--- BEGIN RECORDS SUPPLIED ---

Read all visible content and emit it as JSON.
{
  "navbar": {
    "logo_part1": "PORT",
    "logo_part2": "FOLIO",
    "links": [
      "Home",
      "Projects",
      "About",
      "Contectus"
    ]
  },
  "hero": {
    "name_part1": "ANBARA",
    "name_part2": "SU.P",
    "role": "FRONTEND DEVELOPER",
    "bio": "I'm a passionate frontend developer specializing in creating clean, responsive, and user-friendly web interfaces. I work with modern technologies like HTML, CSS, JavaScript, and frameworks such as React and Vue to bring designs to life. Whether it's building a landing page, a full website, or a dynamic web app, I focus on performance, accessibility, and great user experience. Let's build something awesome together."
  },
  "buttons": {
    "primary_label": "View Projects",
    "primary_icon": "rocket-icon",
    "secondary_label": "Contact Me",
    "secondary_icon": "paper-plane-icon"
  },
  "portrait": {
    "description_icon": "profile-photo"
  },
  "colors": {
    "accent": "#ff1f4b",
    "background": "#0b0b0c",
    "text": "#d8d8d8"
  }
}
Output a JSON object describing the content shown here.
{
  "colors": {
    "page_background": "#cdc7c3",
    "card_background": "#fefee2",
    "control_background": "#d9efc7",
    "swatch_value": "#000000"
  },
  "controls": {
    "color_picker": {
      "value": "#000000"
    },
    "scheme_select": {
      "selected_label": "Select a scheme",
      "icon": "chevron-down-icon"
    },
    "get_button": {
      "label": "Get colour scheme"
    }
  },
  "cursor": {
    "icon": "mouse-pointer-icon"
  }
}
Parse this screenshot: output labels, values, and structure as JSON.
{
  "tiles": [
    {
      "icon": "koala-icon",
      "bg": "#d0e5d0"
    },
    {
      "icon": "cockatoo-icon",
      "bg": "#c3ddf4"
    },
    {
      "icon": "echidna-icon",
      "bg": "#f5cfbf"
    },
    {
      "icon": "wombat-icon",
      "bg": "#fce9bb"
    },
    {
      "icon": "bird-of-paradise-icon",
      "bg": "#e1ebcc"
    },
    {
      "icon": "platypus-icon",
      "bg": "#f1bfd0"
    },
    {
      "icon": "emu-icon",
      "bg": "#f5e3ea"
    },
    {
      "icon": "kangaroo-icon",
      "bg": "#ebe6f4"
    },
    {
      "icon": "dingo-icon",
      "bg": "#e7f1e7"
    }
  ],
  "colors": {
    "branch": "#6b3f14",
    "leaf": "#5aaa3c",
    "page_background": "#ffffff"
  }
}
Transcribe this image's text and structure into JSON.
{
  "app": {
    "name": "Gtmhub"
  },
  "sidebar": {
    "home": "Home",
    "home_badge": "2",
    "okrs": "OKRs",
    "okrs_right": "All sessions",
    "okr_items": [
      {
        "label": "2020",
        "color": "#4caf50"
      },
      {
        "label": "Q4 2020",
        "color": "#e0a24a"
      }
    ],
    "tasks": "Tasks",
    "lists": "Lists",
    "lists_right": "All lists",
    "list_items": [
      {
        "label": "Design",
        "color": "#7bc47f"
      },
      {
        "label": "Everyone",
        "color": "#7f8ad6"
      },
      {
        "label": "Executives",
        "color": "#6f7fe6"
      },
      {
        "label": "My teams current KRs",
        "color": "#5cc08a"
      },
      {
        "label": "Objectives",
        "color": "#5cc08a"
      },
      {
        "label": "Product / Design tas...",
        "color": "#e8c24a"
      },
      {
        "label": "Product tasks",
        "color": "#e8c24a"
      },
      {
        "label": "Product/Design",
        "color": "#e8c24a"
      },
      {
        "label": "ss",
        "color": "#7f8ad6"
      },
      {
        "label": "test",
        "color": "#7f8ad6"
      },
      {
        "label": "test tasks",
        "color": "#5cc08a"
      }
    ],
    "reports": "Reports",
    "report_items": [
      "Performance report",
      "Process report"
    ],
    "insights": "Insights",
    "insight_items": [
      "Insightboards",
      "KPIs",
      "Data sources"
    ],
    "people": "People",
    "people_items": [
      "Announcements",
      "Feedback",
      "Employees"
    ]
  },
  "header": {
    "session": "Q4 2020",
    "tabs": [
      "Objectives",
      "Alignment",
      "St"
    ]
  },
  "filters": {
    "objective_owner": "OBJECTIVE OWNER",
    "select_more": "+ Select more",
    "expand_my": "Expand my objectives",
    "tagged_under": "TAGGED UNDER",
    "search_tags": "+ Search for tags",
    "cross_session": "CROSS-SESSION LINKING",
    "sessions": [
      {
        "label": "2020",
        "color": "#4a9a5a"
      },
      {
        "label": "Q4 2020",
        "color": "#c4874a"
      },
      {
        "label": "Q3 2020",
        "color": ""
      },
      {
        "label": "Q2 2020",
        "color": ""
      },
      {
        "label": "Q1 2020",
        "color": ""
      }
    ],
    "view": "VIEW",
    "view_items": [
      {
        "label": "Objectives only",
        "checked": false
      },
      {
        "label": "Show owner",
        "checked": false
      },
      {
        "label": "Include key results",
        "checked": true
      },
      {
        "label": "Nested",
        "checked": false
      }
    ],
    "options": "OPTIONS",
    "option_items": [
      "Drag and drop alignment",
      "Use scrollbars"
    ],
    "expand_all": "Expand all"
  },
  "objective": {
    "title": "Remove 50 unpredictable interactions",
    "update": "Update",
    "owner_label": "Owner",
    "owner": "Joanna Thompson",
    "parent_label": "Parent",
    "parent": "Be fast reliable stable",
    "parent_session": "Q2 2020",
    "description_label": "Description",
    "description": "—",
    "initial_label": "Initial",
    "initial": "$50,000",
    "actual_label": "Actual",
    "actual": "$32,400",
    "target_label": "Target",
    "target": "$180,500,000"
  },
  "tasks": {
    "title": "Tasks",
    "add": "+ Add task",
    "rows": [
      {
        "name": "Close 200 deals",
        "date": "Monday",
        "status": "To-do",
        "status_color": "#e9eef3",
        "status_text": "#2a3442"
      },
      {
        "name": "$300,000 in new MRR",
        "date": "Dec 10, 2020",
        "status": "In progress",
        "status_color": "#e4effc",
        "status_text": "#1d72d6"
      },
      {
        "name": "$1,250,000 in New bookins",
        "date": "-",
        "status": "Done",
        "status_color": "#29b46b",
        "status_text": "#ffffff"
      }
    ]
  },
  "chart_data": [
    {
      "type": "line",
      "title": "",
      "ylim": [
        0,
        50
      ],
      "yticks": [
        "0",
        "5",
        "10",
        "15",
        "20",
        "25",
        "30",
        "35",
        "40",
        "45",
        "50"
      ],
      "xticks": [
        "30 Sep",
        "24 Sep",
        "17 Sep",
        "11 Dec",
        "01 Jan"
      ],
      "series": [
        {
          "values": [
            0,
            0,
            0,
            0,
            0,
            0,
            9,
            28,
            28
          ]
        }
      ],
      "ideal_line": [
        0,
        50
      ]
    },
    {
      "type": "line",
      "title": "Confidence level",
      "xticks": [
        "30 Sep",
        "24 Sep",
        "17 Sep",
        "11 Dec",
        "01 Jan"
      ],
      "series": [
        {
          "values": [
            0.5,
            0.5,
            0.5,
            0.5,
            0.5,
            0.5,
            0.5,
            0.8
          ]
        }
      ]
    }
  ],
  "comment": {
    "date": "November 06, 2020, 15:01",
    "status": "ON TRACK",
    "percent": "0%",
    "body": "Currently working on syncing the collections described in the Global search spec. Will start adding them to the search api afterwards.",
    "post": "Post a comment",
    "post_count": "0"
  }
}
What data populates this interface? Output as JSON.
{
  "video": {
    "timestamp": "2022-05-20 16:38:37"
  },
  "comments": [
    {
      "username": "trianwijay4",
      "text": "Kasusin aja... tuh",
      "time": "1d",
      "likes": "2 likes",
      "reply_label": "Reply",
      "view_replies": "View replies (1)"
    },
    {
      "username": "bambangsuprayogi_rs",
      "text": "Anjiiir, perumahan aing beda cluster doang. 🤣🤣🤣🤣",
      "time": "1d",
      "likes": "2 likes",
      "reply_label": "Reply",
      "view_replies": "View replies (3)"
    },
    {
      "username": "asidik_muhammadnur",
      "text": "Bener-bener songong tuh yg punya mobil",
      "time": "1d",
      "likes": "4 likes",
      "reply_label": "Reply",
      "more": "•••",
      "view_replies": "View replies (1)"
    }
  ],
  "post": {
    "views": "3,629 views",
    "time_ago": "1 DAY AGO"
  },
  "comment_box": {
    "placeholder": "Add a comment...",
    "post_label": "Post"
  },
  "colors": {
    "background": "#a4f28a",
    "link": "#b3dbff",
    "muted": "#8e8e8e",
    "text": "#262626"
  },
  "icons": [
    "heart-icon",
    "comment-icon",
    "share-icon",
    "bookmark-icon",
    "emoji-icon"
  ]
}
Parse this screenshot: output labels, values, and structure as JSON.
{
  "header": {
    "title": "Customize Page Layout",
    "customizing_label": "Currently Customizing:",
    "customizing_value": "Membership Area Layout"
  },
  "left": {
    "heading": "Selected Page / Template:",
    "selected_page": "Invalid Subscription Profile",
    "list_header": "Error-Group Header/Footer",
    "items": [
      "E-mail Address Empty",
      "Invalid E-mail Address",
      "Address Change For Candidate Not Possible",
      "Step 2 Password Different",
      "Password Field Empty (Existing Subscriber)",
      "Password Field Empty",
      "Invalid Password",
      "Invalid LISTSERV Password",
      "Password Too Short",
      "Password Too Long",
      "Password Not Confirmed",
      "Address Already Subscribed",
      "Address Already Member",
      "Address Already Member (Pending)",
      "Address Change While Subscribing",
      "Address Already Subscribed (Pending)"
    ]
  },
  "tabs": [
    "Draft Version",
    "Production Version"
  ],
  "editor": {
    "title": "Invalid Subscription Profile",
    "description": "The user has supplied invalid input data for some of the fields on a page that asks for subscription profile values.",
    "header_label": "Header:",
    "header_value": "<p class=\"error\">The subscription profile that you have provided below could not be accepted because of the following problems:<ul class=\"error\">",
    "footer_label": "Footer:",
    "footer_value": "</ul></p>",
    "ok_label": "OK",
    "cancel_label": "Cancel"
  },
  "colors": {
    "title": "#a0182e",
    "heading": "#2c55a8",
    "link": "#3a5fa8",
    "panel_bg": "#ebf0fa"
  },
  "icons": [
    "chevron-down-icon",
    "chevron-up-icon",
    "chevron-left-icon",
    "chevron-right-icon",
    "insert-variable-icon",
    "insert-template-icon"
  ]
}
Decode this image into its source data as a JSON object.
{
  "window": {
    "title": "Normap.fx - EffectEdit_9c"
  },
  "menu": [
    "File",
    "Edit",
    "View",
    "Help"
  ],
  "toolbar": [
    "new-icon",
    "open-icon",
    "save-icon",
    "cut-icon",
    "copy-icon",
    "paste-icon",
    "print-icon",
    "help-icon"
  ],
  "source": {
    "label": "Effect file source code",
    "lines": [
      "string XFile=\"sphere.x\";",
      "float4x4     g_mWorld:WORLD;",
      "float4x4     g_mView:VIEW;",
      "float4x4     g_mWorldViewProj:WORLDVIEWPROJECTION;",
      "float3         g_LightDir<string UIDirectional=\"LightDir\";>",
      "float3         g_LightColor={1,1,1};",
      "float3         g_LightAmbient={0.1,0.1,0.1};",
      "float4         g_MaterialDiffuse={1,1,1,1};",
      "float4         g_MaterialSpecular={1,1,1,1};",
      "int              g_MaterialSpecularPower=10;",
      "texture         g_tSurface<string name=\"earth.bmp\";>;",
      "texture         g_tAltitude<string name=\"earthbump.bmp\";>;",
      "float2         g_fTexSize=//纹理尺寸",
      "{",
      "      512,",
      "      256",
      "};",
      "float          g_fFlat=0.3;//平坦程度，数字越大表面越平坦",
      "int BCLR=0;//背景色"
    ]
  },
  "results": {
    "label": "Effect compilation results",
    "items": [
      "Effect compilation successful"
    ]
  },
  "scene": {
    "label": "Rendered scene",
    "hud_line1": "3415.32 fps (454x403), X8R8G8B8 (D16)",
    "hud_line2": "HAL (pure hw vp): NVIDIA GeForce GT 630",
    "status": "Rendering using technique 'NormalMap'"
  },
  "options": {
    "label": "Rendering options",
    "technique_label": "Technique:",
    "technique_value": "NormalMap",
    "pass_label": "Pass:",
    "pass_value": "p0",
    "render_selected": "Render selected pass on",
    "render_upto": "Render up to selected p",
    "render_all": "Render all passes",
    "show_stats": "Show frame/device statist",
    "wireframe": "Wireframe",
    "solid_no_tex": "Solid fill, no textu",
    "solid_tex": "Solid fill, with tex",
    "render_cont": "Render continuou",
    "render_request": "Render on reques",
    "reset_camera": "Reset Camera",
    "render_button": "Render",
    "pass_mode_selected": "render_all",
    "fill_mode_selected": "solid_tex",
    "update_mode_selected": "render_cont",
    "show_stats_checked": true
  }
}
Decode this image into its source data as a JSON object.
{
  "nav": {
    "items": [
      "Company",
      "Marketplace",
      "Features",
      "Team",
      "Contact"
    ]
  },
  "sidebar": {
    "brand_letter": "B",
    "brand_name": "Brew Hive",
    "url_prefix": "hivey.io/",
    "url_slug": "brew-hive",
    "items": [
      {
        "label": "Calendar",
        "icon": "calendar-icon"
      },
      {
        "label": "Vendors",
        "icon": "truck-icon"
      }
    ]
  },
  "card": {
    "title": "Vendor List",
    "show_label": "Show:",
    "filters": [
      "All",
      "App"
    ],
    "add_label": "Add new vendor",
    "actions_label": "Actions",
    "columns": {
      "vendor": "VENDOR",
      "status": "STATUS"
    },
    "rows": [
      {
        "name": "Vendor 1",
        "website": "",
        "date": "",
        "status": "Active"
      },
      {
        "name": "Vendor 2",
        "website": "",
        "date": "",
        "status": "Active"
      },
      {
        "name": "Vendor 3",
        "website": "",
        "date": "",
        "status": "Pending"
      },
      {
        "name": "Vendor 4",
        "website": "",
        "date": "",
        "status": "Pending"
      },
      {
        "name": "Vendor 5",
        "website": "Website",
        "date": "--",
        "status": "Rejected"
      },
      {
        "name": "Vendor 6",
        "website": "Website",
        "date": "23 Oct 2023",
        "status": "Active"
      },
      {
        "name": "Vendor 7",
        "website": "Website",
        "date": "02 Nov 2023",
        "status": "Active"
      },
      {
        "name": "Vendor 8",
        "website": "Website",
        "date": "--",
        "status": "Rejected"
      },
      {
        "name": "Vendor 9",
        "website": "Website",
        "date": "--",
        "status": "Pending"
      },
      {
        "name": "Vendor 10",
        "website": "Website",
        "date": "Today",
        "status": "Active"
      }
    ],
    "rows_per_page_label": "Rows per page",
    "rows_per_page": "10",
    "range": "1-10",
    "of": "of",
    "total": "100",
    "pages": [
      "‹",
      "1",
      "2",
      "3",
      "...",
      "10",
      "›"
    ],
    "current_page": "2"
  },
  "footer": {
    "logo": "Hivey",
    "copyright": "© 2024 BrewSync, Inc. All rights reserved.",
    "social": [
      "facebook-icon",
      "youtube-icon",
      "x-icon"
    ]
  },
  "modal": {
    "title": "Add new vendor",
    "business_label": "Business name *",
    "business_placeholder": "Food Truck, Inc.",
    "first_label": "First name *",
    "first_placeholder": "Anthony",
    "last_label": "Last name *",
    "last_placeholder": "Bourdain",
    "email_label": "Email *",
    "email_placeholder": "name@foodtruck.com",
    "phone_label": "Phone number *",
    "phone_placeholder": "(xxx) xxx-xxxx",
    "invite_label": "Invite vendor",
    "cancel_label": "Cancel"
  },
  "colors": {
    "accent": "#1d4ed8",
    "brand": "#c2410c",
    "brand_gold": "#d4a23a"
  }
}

--- END RECORDS SUPPLIED ---

SHORT PROBLEM
Tally up the lines holding the word "chevron" in the data above, and answer with that figure only.

IN RESPONSE
5